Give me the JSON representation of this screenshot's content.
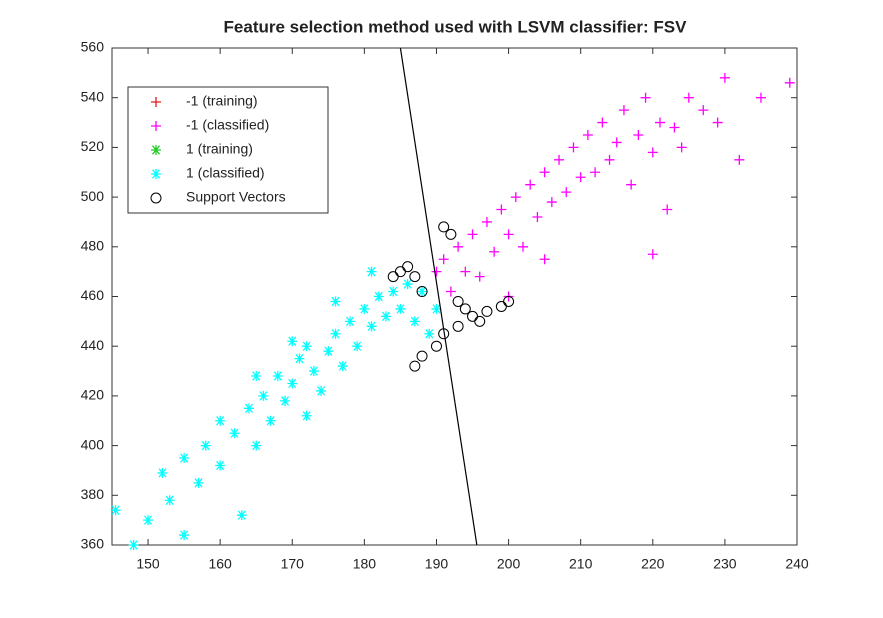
{
  "chart_data": {
    "type": "scatter",
    "title": "Feature selection method used with LSVM classifier: FSV",
    "xlim": [
      145,
      240
    ],
    "ylim": [
      360,
      560
    ],
    "xticks": [
      150,
      160,
      170,
      180,
      190,
      200,
      210,
      220,
      230,
      240
    ],
    "yticks": [
      360,
      380,
      400,
      420,
      440,
      460,
      480,
      500,
      520,
      540,
      560
    ],
    "legend_position": "upper-left",
    "boundary": {
      "color": "#000000",
      "x": [
        185,
        195.6
      ],
      "y": [
        560,
        360
      ]
    },
    "series": [
      {
        "name": "-1 (training)",
        "color": "#e41a1c",
        "marker": "plus",
        "x": [],
        "y": []
      },
      {
        "name": "-1 (classified)",
        "color": "#ff00ff",
        "marker": "plus",
        "x": [
          190,
          191,
          192,
          193,
          194,
          195,
          196,
          197,
          198,
          199,
          200,
          201,
          202,
          203,
          204,
          205,
          206,
          207,
          208,
          209,
          210,
          211,
          212,
          213,
          214,
          215,
          216,
          217,
          218,
          219,
          220,
          221,
          222,
          223,
          224,
          225,
          227,
          229,
          230,
          232,
          235,
          239,
          220,
          200,
          205
        ],
        "y": [
          470,
          475,
          462,
          480,
          470,
          485,
          468,
          490,
          478,
          495,
          485,
          500,
          480,
          505,
          492,
          510,
          498,
          515,
          502,
          520,
          508,
          525,
          510,
          530,
          515,
          522,
          535,
          505,
          525,
          540,
          518,
          530,
          495,
          528,
          520,
          540,
          535,
          530,
          548,
          515,
          540,
          546,
          477,
          460,
          475
        ]
      },
      {
        "name": "1 (training)",
        "color": "#22cc22",
        "marker": "star",
        "x": [],
        "y": []
      },
      {
        "name": "1 (classified)",
        "color": "#00ffff",
        "marker": "star",
        "x": [
          145.5,
          148,
          150,
          152,
          153,
          155,
          155,
          157,
          158,
          160,
          160,
          162,
          163,
          164,
          165,
          166,
          167,
          168,
          169,
          170,
          171,
          172,
          172,
          173,
          174,
          175,
          176,
          177,
          178,
          179,
          180,
          181,
          182,
          183,
          184,
          185,
          186,
          187,
          188,
          189,
          190,
          181,
          176,
          170,
          165
        ],
        "y": [
          374,
          360,
          370,
          389,
          378,
          364,
          395,
          385,
          400,
          392,
          410,
          405,
          372,
          415,
          400,
          420,
          410,
          428,
          418,
          425,
          435,
          412,
          440,
          430,
          422,
          438,
          445,
          432,
          450,
          440,
          455,
          448,
          460,
          452,
          462,
          455,
          465,
          450,
          462,
          445,
          455,
          470,
          458,
          442,
          428
        ]
      },
      {
        "name": "Support Vectors",
        "color": "#000000",
        "marker": "circle",
        "x": [
          184,
          185,
          186,
          187,
          188,
          191,
          192,
          193,
          194,
          195,
          196,
          197,
          199,
          200,
          188,
          190,
          187,
          191,
          193
        ],
        "y": [
          468,
          470,
          472,
          468,
          462,
          488,
          485,
          458,
          455,
          452,
          450,
          454,
          456,
          458,
          436,
          440,
          432,
          445,
          448
        ]
      }
    ]
  }
}
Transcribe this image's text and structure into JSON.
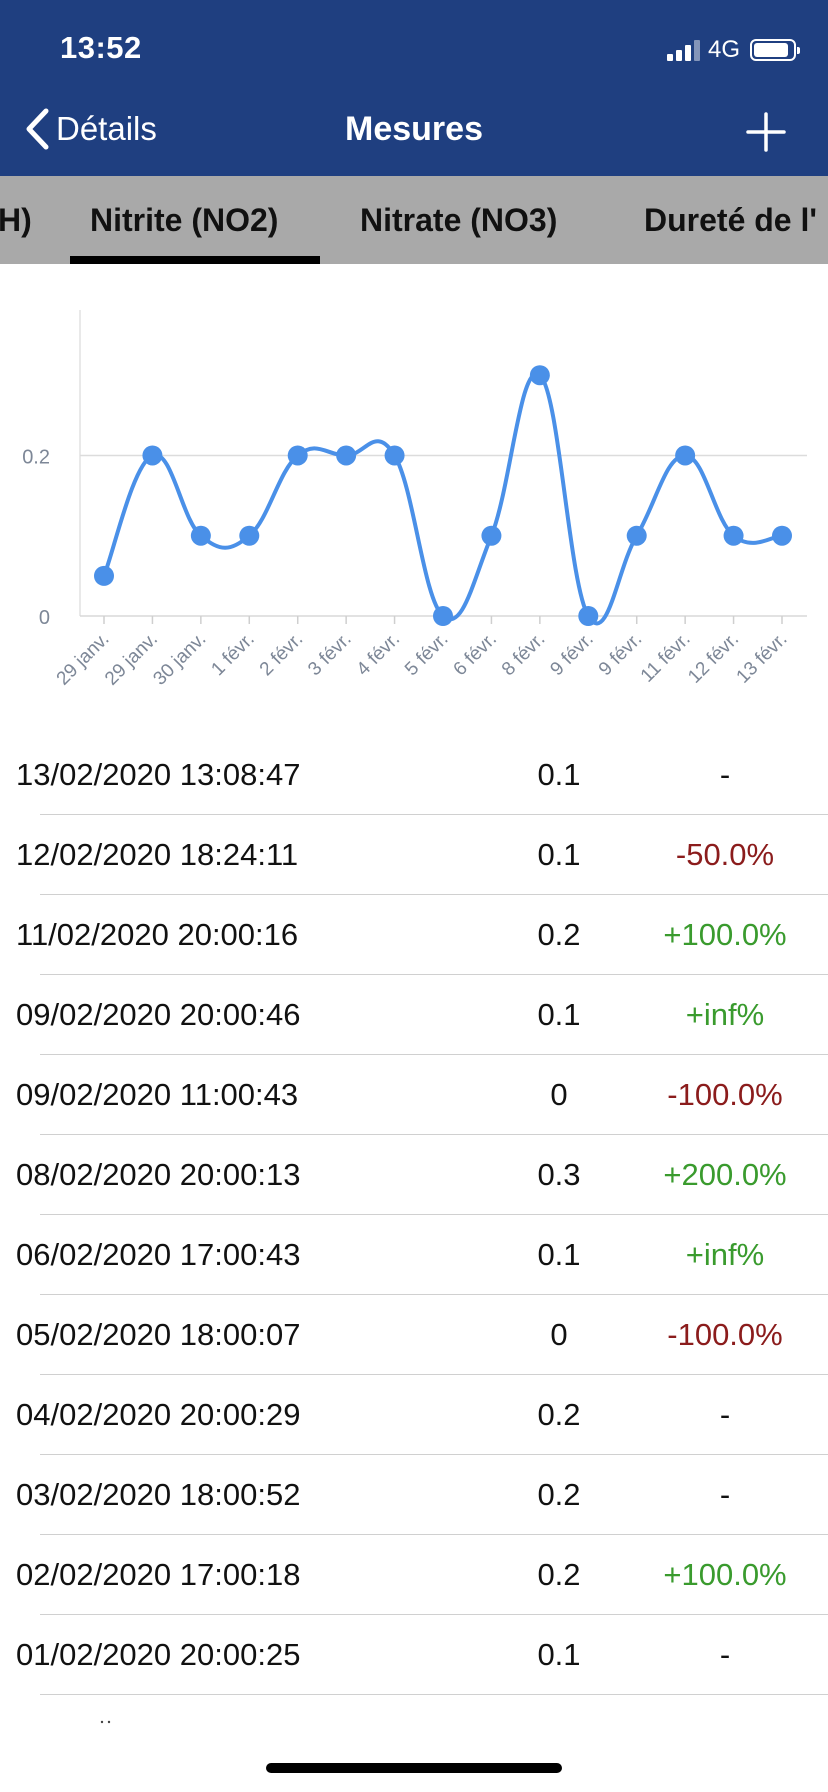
{
  "status_bar": {
    "time": "13:52",
    "network": "4G"
  },
  "nav": {
    "back_label": "Détails",
    "title": "Mesures"
  },
  "tabs": [
    {
      "label": "H)",
      "selected": false
    },
    {
      "label": "Nitrite (NO2)",
      "selected": true
    },
    {
      "label": "Nitrate (NO3)",
      "selected": false
    },
    {
      "label": "Dureté de l'",
      "selected": false
    }
  ],
  "chart_data": {
    "type": "line",
    "categories": [
      "29 janv.",
      "29 janv.",
      "30 janv.",
      "1 févr.",
      "2 févr.",
      "3 févr.",
      "4 févr.",
      "5 févr.",
      "6 févr.",
      "8 févr.",
      "9 févr.",
      "9 févr.",
      "11 févr.",
      "12 févr.",
      "13 févr."
    ],
    "series": [
      {
        "values": [
          0.05,
          0.2,
          0.1,
          0.1,
          0.2,
          0.2,
          0.2,
          0,
          0.1,
          0.3,
          0,
          0.1,
          0.2,
          0.1,
          0.1
        ]
      }
    ],
    "y_ticks": [
      "0",
      "0.2"
    ],
    "ylim": [
      0,
      0.375
    ],
    "grid": true,
    "color": "#4a90e8"
  },
  "measurements": [
    {
      "date": "13/02/2020 13:08:47",
      "value": "0.1",
      "change": "-",
      "trend": "neutral"
    },
    {
      "date": "12/02/2020 18:24:11",
      "value": "0.1",
      "change": "-50.0%",
      "trend": "down"
    },
    {
      "date": "11/02/2020 20:00:16",
      "value": "0.2",
      "change": "+100.0%",
      "trend": "up"
    },
    {
      "date": "09/02/2020 20:00:46",
      "value": "0.1",
      "change": "+inf%",
      "trend": "up"
    },
    {
      "date": "09/02/2020 11:00:43",
      "value": "0",
      "change": "-100.0%",
      "trend": "down"
    },
    {
      "date": "08/02/2020 20:00:13",
      "value": "0.3",
      "change": "+200.0%",
      "trend": "up"
    },
    {
      "date": "06/02/2020 17:00:43",
      "value": "0.1",
      "change": "+inf%",
      "trend": "up"
    },
    {
      "date": "05/02/2020 18:00:07",
      "value": "0",
      "change": "-100.0%",
      "trend": "down"
    },
    {
      "date": "04/02/2020 20:00:29",
      "value": "0.2",
      "change": "-",
      "trend": "neutral"
    },
    {
      "date": "03/02/2020 18:00:52",
      "value": "0.2",
      "change": "-",
      "trend": "neutral"
    },
    {
      "date": "02/02/2020 17:00:18",
      "value": "0.2",
      "change": "+100.0%",
      "trend": "up"
    },
    {
      "date": "01/02/2020 20:00:25",
      "value": "0.1",
      "change": "-",
      "trend": "neutral"
    }
  ],
  "colors": {
    "header": "#1f3f80",
    "tab_bar": "#a9a9a9",
    "up": "#3a9b2e",
    "down": "#8b1c1c"
  },
  "icons": {
    "back": "chevron-left-icon",
    "add": "plus-icon",
    "signal": "cellular-signal-icon",
    "battery": "battery-icon"
  }
}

—————

- _What needs to be done_
Repeat the material above word for word, please, apart from its images.

- _Solution below_
Give me the JSON representation of this screenshot's content.
{
  "chart_data": {
    "type": "scatter",
    "title": "Feature selection method used with LSVM classifier: FSV",
    "xlim": [
      145,
      240
    ],
    "ylim": [
      360,
      560
    ],
    "xticks": [
      150,
      160,
      170,
      180,
      190,
      200,
      210,
      220,
      230,
      240
    ],
    "yticks": [
      360,
      380,
      400,
      420,
      440,
      460,
      480,
      500,
      520,
      540,
      560
    ],
    "legend_position": "upper-left",
    "boundary": {
      "color": "#000000",
      "x": [
        185,
        195.6
      ],
      "y": [
        560,
        360
      ]
    },
    "series": [
      {
        "name": "-1 (training)",
        "color": "#e41a1c",
        "marker": "plus",
        "x": [],
        "y": []
      },
      {
        "name": "-1 (classified)",
        "color": "#ff00ff",
        "marker": "plus",
        "x": [
          190,
          191,
          192,
          193,
          194,
          195,
          196,
          197,
          198,
          199,
          200,
          201,
          202,
          203,
          204,
          205,
          206,
          207,
          208,
          209,
          210,
          211,
          212,
          213,
          214,
          215,
          216,
          217,
          218,
          219,
          220,
          221,
          222,
          223,
          224,
          225,
          227,
          229,
          230,
          232,
          235,
          239,
          220,
          200,
          205
        ],
        "y": [
          470,
          475,
          462,
          480,
          470,
          485,
          468,
          490,
          478,
          495,
          485,
          500,
          480,
          505,
          492,
          510,
          498,
          515,
          502,
          520,
          508,
          525,
          510,
          530,
          515,
          522,
          535,
          505,
          525,
          540,
          518,
          530,
          495,
          528,
          520,
          540,
          535,
          530,
          548,
          515,
          540,
          546,
          477,
          460,
          475
        ]
      },
      {
        "name": "1 (training)",
        "color": "#22cc22",
        "marker": "star",
        "x": [],
        "y": []
      },
      {
        "name": "1 (classified)",
        "color": "#00ffff",
        "marker": "star",
        "x": [
          145.5,
          148,
          150,
          152,
          153,
          155,
          155,
          157,
          158,
          160,
          160,
          162,
          163,
          164,
          165,
          166,
          167,
          168,
          169,
          170,
          171,
          172,
          172,
          173,
          174,
          175,
          176,
          177,
          178,
          179,
          180,
          181,
          182,
          183,
          184,
          185,
          186,
          187,
          188,
          189,
          190,
          181,
          176,
          170,
          165
        ],
        "y": [
          374,
          360,
          370,
          389,
          378,
          364,
          395,
          385,
          400,
          392,
          410,
          405,
          372,
          415,
          400,
          420,
          410,
          428,
          418,
          425,
          435,
          412,
          440,
          430,
          422,
          438,
          445,
          432,
          450,
          440,
          455,
          448,
          460,
          452,
          462,
          455,
          465,
          450,
          462,
          445,
          455,
          470,
          458,
          442,
          428
        ]
      },
      {
        "name": "Support Vectors",
        "color": "#000000",
        "marker": "circle",
        "x": [
          184,
          185,
          186,
          187,
          188,
          191,
          192,
          193,
          194,
          195,
          196,
          197,
          199,
          200,
          188,
          190,
          187,
          191,
          193
        ],
        "y": [
          468,
          470,
          472,
          468,
          462,
          488,
          485,
          458,
          455,
          452,
          450,
          454,
          456,
          458,
          436,
          440,
          432,
          445,
          448
        ]
      }
    ]
  }
}
Transcribe this image's text and structure into JSON.
{
  "status_bar": {
    "time": "13:52",
    "network": "4G"
  },
  "nav": {
    "back_label": "Détails",
    "title": "Mesures"
  },
  "tabs": [
    {
      "label": "H)",
      "selected": false
    },
    {
      "label": "Nitrite (NO2)",
      "selected": true
    },
    {
      "label": "Nitrate (NO3)",
      "selected": false
    },
    {
      "label": "Dureté de l'",
      "selected": false
    }
  ],
  "chart_data": {
    "type": "line",
    "categories": [
      "29 janv.",
      "29 janv.",
      "30 janv.",
      "1 févr.",
      "2 févr.",
      "3 févr.",
      "4 févr.",
      "5 févr.",
      "6 févr.",
      "8 févr.",
      "9 févr.",
      "9 févr.",
      "11 févr.",
      "12 févr.",
      "13 févr."
    ],
    "series": [
      {
        "values": [
          0.05,
          0.2,
          0.1,
          0.1,
          0.2,
          0.2,
          0.2,
          0,
          0.1,
          0.3,
          0,
          0.1,
          0.2,
          0.1,
          0.1
        ]
      }
    ],
    "y_ticks": [
      "0",
      "0.2"
    ],
    "ylim": [
      0,
      0.375
    ],
    "grid": true,
    "color": "#4a90e8"
  },
  "measurements": [
    {
      "date": "13/02/2020 13:08:47",
      "value": "0.1",
      "change": "-",
      "trend": "neutral"
    },
    {
      "date": "12/02/2020 18:24:11",
      "value": "0.1",
      "change": "-50.0%",
      "trend": "down"
    },
    {
      "date": "11/02/2020 20:00:16",
      "value": "0.2",
      "change": "+100.0%",
      "trend": "up"
    },
    {
      "date": "09/02/2020 20:00:46",
      "value": "0.1",
      "change": "+inf%",
      "trend": "up"
    },
    {
      "date": "09/02/2020 11:00:43",
      "value": "0",
      "change": "-100.0%",
      "trend": "down"
    },
    {
      "date": "08/02/2020 20:00:13",
      "value": "0.3",
      "change": "+200.0%",
      "trend": "up"
    },
    {
      "date": "06/02/2020 17:00:43",
      "value": "0.1",
      "change": "+inf%",
      "trend": "up"
    },
    {
      "date": "05/02/2020 18:00:07",
      "value": "0",
      "change": "-100.0%",
      "trend": "down"
    },
    {
      "date": "04/02/2020 20:00:29",
      "value": "0.2",
      "change": "-",
      "trend": "neutral"
    },
    {
      "date": "03/02/2020 18:00:52",
      "value": "0.2",
      "change": "-",
      "trend": "neutral"
    },
    {
      "date": "02/02/2020 17:00:18",
      "value": "0.2",
      "change": "+100.0%",
      "trend": "up"
    },
    {
      "date": "01/02/2020 20:00:25",
      "value": "0.1",
      "change": "-",
      "trend": "neutral"
    }
  ],
  "colors": {
    "header": "#1f3f80",
    "tab_bar": "#a9a9a9",
    "up": "#3a9b2e",
    "down": "#8b1c1c"
  },
  "icons": {
    "back": "chevron-left-icon",
    "add": "plus-icon",
    "signal": "cellular-signal-icon",
    "battery": "battery-icon"
  }
}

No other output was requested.